* [TASK PROMPT]: Will you output the entries below exactly, skipping every image they contain?
* Start SOURCE RECORDS *
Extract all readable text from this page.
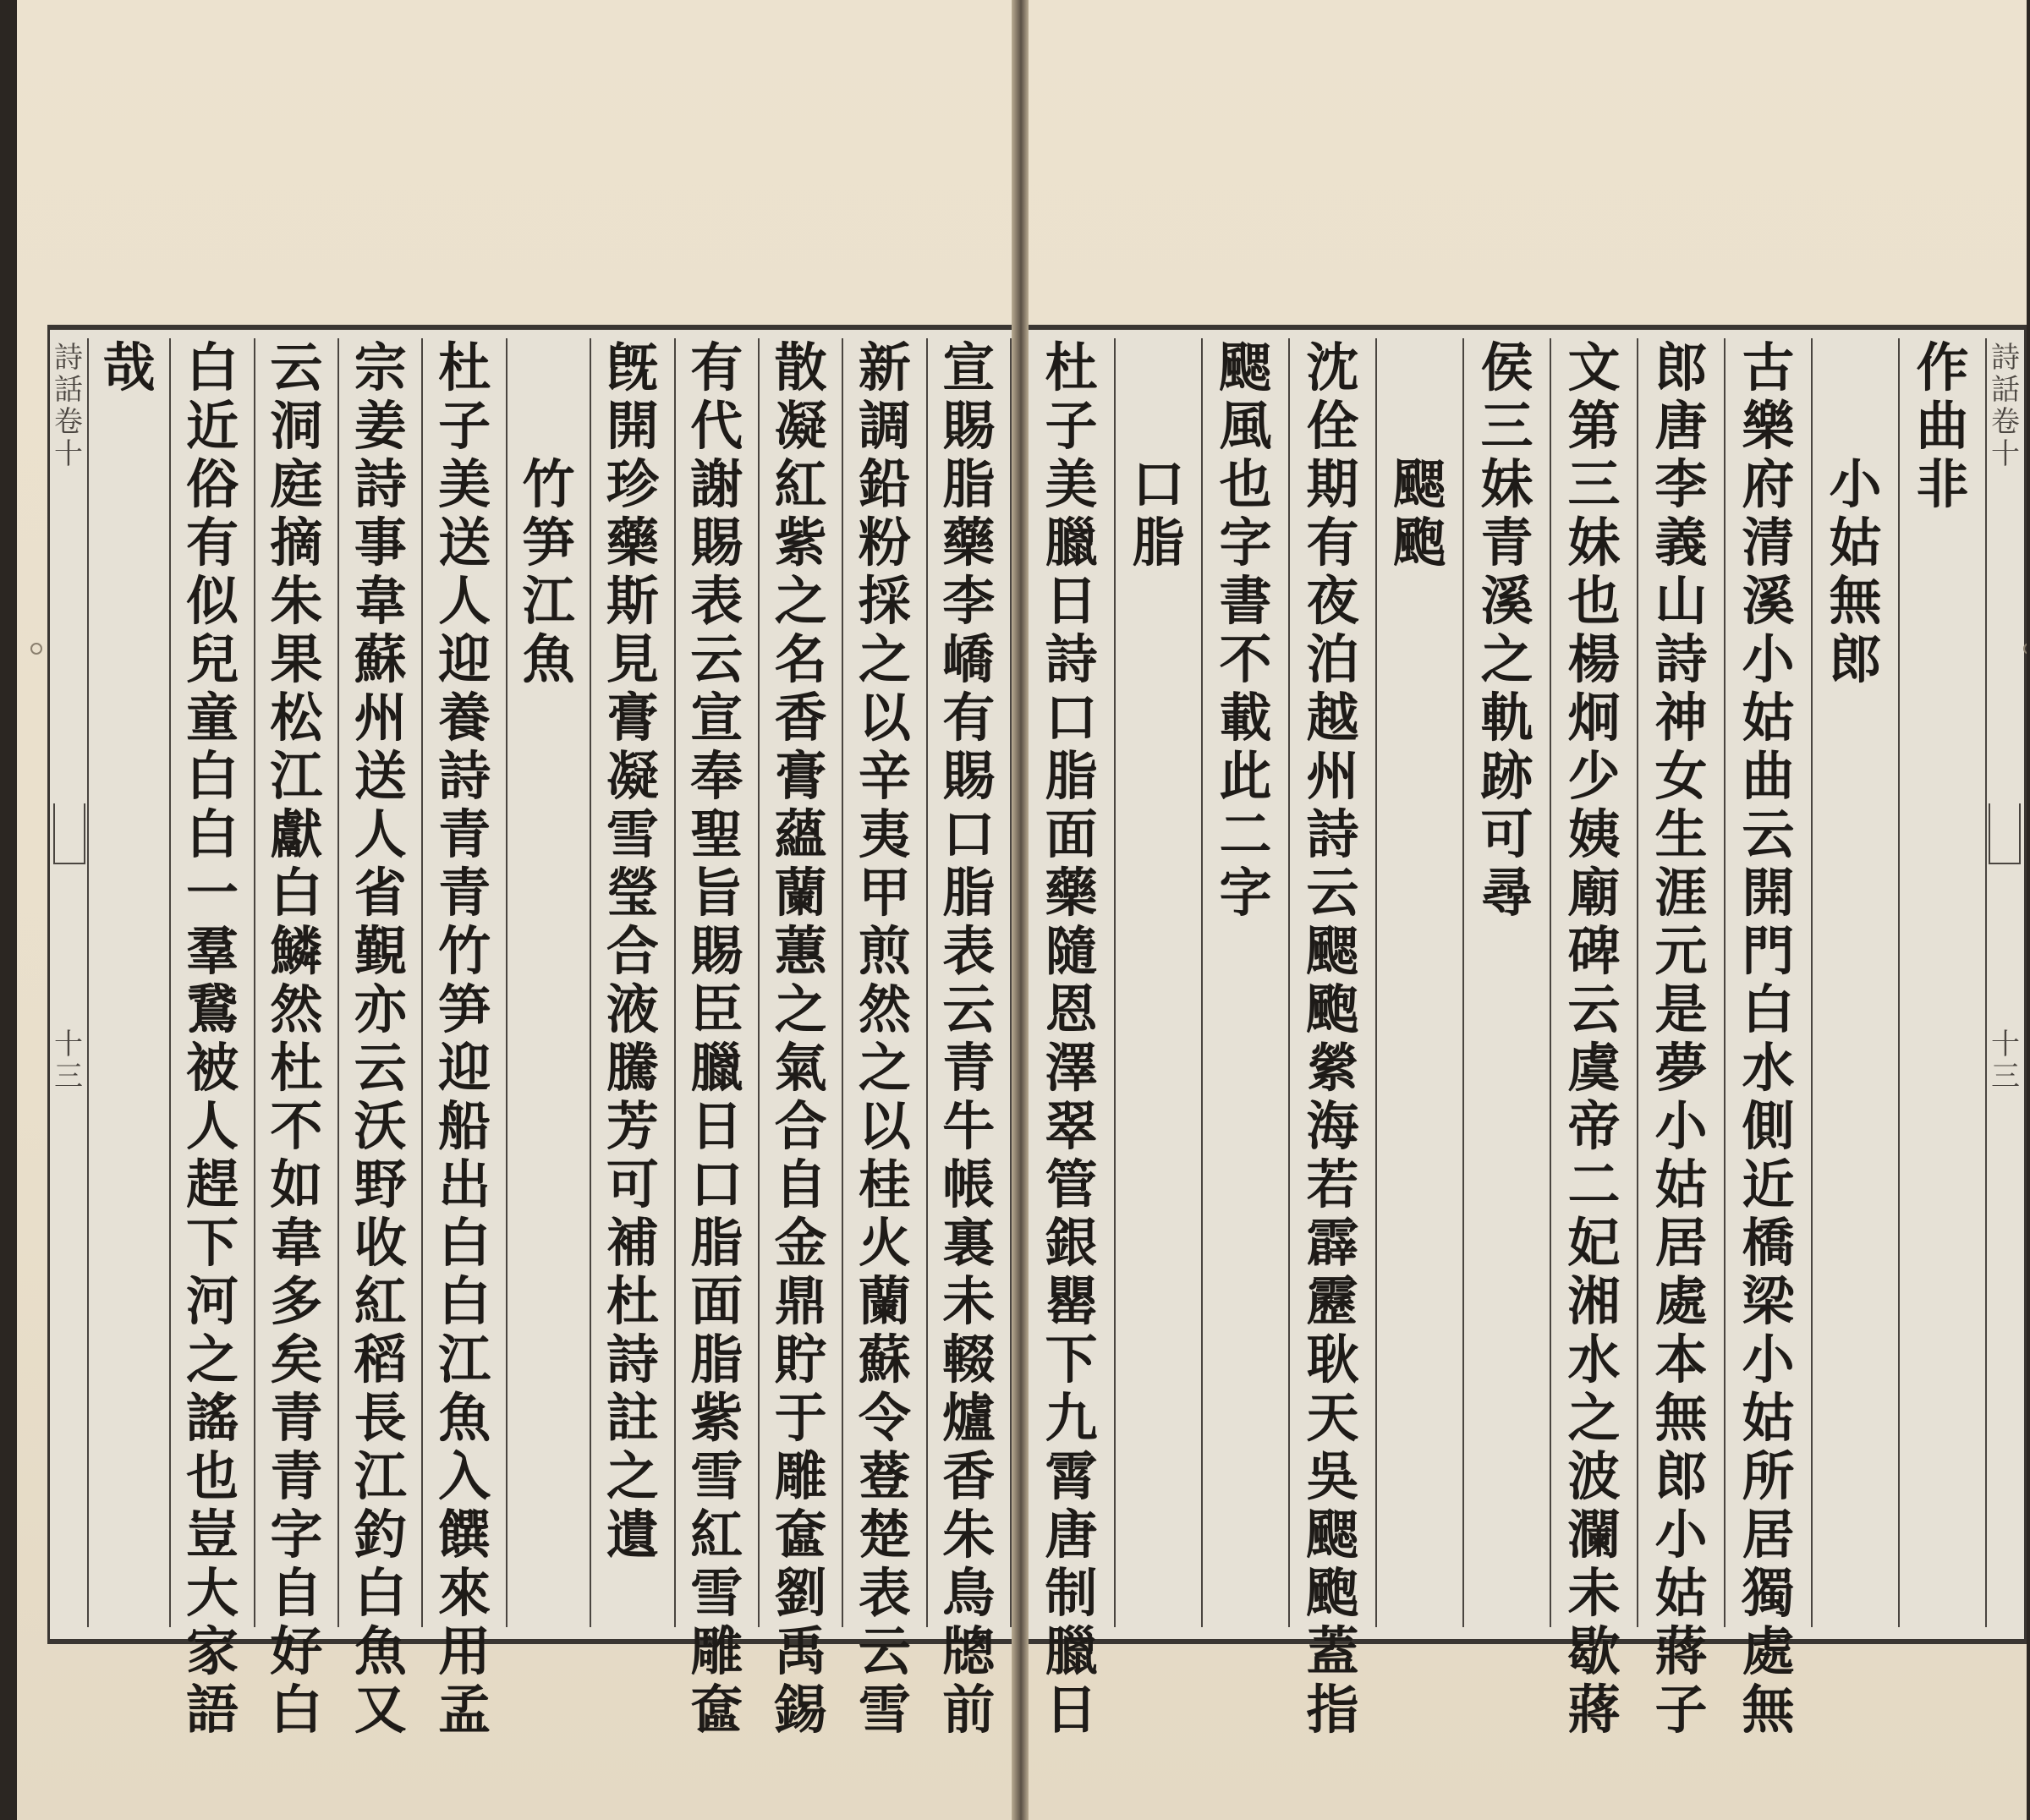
詩
話
卷
十
十
三
宣
賜
脂
藥
李
嶠
有
賜
口
脂
表
云
青
牛
帳
裏
未
輟
爐
香
朱
鳥
牕
前
新
調
鉛
粉
採
之
以
辛
夷
甲
煎
然
之
以
桂
火
蘭
蘇
令
䔲
楚
表
云
雪
散
凝
紅
紫
之
名
香
膏
蘊
蘭
蕙
之
氣
合
自
金
鼎
貯
于
雕
奩
劉
禹
錫
有
代
謝
賜
表
云
宣
奉
聖
旨
賜
臣
臘
日
口
脂
面
脂
紫
雪
紅
雪
雕
奩
旣
開
珍
藥
斯
見
膏
凝
雪
瑩
合
液
騰
芳
可
補
杜
詩
註
之
遺
竹
笋
江
魚
杜
子
美
送
人
迎
養
詩
青
青
竹
笋
迎
船
出
白
白
江
魚
入
饌
來
用
孟
宗
姜
詩
事
韋
蘇
州
送
人
省
覲
亦
云
沃
野
收
紅
稻
長
江
釣
白
魚
又
云
洞
庭
摘
朱
果
松
江
獻
白
鱗
然
杜
不
如
韋
多
矣
青
青
字
自
好
白
白
近
俗
有
似
兒
童
白
白
一
羣
鵞
被
人
趕
下
河
之
謠
也
豈
大
家
語
哉	詩
話
卷
十
十
三
作
曲
非
小
姑
無
郎
古
樂
府
清
溪
小
姑
曲
云
開
門
白
水
側
近
橋
梁
小
姑
所
居
獨
處
無
郎
唐
李
義
山
詩
神
女
生
涯
元
是
夢
小
姑
居
處
本
無
郎
小
姑
蔣
子
文
第
三
妹
也
楊
炯
少
姨
廟
碑
云
虞
帝
二
妃
湘
水
之
波
瀾
未
歇
蔣
侯
三
妹
青
溪
之
軌
跡
可
尋
颸
颮
沈
佺
期
有
夜
泊
越
州
詩
云
颸
颮
縈
海
若
霹
靂
耿
天
吳
颸
颮
蓋
指
颸
風
也
字
書
不
載
此
二
字
口
脂
杜
子
美
臘
日
詩
口
脂
面
藥
隨
恩
澤
翠
管
銀
罌
下
九
霄
唐
制
臘
日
* End SOURCE RECORDS *
* [EXPECTED ANSWER]:
Extract all readable text from this page.
詩
話
卷
十
十
三
宣
賜
脂
藥
李
嶠
有
賜
口
脂
表
云
青
牛
帳
裏
未
輟
爐
香
朱
鳥
牕
前
新
調
鉛
粉
採
之
以
辛
夷
甲
煎
然
之
以
桂
火
蘭
蘇
令
䔲
楚
表
云
雪
散
凝
紅
紫
之
名
香
膏
蘊
蘭
蕙
之
氣
合
自
金
鼎
貯
于
雕
奩
劉
禹
錫
有
代
謝
賜
表
云
宣
奉
聖
旨
賜
臣
臘
日
口
脂
面
脂
紫
雪
紅
雪
雕
奩
旣
開
珍
藥
斯
見
膏
凝
雪
瑩
合
液
騰
芳
可
補
杜
詩
註
之
遺
竹
笋
江
魚
杜
子
美
送
人
迎
養
詩
青
青
竹
笋
迎
船
出
白
白
江
魚
入
饌
來
用
孟
宗
姜
詩
事
韋
蘇
州
送
人
省
覲
亦
云
沃
野
收
紅
稻
長
江
釣
白
魚
又
云
洞
庭
摘
朱
果
松
江
獻
白
鱗
然
杜
不
如
韋
多
矣
青
青
字
自
好
白
白
近
俗
有
似
兒
童
白
白
一
羣
鵞
被
人
趕
下
河
之
謠
也
豈
大
家
語
哉	詩
話
卷
十
十
三
作
曲
非
小
姑
無
郎
古
樂
府
清
溪
小
姑
曲
云
開
門
白
水
側
近
橋
梁
小
姑
所
居
獨
處
無
郎
唐
李
義
山
詩
神
女
生
涯
元
是
夢
小
姑
居
處
本
無
郎
小
姑
蔣
子
文
第
三
妹
也
楊
炯
少
姨
廟
碑
云
虞
帝
二
妃
湘
水
之
波
瀾
未
歇
蔣
侯
三
妹
青
溪
之
軌
跡
可
尋
颸
颮
沈
佺
期
有
夜
泊
越
州
詩
云
颸
颮
縈
海
若
霹
靂
耿
天
吳
颸
颮
蓋
指
颸
風
也
字
書
不
載
此
二
字
口
脂
杜
子
美
臘
日
詩
口
脂
面
藥
隨
恩
澤
翠
管
銀
罌
下
九
霄
唐
制
臘
日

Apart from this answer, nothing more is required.